-- START Data supplied --

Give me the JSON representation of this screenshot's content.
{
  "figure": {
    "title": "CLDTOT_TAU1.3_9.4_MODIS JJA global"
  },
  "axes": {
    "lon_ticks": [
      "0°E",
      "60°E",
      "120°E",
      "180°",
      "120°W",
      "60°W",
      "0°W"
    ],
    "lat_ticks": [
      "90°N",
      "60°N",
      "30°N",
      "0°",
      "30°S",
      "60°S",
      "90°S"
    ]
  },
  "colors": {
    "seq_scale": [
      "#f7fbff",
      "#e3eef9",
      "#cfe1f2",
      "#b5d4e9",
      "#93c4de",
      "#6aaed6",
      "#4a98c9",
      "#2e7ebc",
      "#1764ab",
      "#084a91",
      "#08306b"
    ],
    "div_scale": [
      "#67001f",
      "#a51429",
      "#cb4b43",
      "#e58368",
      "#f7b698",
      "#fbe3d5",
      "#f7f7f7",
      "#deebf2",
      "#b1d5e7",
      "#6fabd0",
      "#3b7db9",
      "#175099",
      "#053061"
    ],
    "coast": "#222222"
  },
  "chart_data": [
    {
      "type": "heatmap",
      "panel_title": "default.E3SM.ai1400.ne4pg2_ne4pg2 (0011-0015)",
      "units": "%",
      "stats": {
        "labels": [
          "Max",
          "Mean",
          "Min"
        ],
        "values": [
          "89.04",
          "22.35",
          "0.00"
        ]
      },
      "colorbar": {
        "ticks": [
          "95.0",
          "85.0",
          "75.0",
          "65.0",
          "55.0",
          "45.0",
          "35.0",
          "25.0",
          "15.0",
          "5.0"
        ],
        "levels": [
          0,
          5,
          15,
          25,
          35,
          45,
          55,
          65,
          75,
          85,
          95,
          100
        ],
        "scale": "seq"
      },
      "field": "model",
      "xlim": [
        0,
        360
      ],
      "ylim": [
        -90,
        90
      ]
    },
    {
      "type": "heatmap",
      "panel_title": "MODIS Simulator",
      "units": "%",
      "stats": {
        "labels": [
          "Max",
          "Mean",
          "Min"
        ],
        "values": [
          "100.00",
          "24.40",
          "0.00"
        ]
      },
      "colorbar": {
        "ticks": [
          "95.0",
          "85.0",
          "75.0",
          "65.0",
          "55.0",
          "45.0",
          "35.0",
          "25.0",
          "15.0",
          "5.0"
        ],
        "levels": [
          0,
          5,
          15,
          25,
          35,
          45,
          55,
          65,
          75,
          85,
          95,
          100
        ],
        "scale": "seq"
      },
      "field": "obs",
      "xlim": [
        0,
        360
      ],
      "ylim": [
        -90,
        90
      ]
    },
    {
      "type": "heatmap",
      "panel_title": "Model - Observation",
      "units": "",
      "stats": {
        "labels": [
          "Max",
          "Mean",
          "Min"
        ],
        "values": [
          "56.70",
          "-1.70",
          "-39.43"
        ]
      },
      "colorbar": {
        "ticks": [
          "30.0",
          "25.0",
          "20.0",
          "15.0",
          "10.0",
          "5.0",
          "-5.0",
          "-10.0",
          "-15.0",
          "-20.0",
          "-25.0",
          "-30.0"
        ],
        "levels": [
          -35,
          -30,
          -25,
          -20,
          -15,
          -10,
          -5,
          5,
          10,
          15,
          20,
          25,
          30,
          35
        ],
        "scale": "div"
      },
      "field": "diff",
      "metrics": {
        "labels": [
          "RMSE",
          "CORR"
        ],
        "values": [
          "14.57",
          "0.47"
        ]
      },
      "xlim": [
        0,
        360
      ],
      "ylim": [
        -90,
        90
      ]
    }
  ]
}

-- END Data supplied --

What you are asked to do> Print every line of the records exactly. Omit nothing.

Response to the exercise>
Give me the JSON representation of this screenshot's content.
{
  "figure": {
    "title": "CLDTOT_TAU1.3_9.4_MODIS JJA global"
  },
  "axes": {
    "lon_ticks": [
      "0°E",
      "60°E",
      "120°E",
      "180°",
      "120°W",
      "60°W",
      "0°W"
    ],
    "lat_ticks": [
      "90°N",
      "60°N",
      "30°N",
      "0°",
      "30°S",
      "60°S",
      "90°S"
    ]
  },
  "colors": {
    "seq_scale": [
      "#f7fbff",
      "#e3eef9",
      "#cfe1f2",
      "#b5d4e9",
      "#93c4de",
      "#6aaed6",
      "#4a98c9",
      "#2e7ebc",
      "#1764ab",
      "#084a91",
      "#08306b"
    ],
    "div_scale": [
      "#67001f",
      "#a51429",
      "#cb4b43",
      "#e58368",
      "#f7b698",
      "#fbe3d5",
      "#f7f7f7",
      "#deebf2",
      "#b1d5e7",
      "#6fabd0",
      "#3b7db9",
      "#175099",
      "#053061"
    ],
    "coast": "#222222"
  },
  "chart_data": [
    {
      "type": "heatmap",
      "panel_title": "default.E3SM.ai1400.ne4pg2_ne4pg2 (0011-0015)",
      "units": "%",
      "stats": {
        "labels": [
          "Max",
          "Mean",
          "Min"
        ],
        "values": [
          "89.04",
          "22.35",
          "0.00"
        ]
      },
      "colorbar": {
        "ticks": [
          "95.0",
          "85.0",
          "75.0",
          "65.0",
          "55.0",
          "45.0",
          "35.0",
          "25.0",
          "15.0",
          "5.0"
        ],
        "levels": [
          0,
          5,
          15,
          25,
          35,
          45,
          55,
          65,
          75,
          85,
          95,
          100
        ],
        "scale": "seq"
      },
      "field": "model",
      "xlim": [
        0,
        360
      ],
      "ylim": [
        -90,
        90
      ]
    },
    {
      "type": "heatmap",
      "panel_title": "MODIS Simulator",
      "units": "%",
      "stats": {
        "labels": [
          "Max",
          "Mean",
          "Min"
        ],
        "values": [
          "100.00",
          "24.40",
          "0.00"
        ]
      },
      "colorbar": {
        "ticks": [
          "95.0",
          "85.0",
          "75.0",
          "65.0",
          "55.0",
          "45.0",
          "35.0",
          "25.0",
          "15.0",
          "5.0"
        ],
        "levels": [
          0,
          5,
          15,
          25,
          35,
          45,
          55,
          65,
          75,
          85,
          95,
          100
        ],
        "scale": "seq"
      },
      "field": "obs",
      "xlim": [
        0,
        360
      ],
      "ylim": [
        -90,
        90
      ]
    },
    {
      "type": "heatmap",
      "panel_title": "Model - Observation",
      "units": "",
      "stats": {
        "labels": [
          "Max",
          "Mean",
          "Min"
        ],
        "values": [
          "56.70",
          "-1.70",
          "-39.43"
        ]
      },
      "colorbar": {
        "ticks": [
          "30.0",
          "25.0",
          "20.0",
          "15.0",
          "10.0",
          "5.0",
          "-5.0",
          "-10.0",
          "-15.0",
          "-20.0",
          "-25.0",
          "-30.0"
        ],
        "levels": [
          -35,
          -30,
          -25,
          -20,
          -15,
          -10,
          -5,
          5,
          10,
          15,
          20,
          25,
          30,
          35
        ],
        "scale": "div"
      },
      "field": "diff",
      "metrics": {
        "labels": [
          "RMSE",
          "CORR"
        ],
        "values": [
          "14.57",
          "0.47"
        ]
      },
      "xlim": [
        0,
        360
      ],
      "ylim": [
        -90,
        90
      ]
    }
  ]
}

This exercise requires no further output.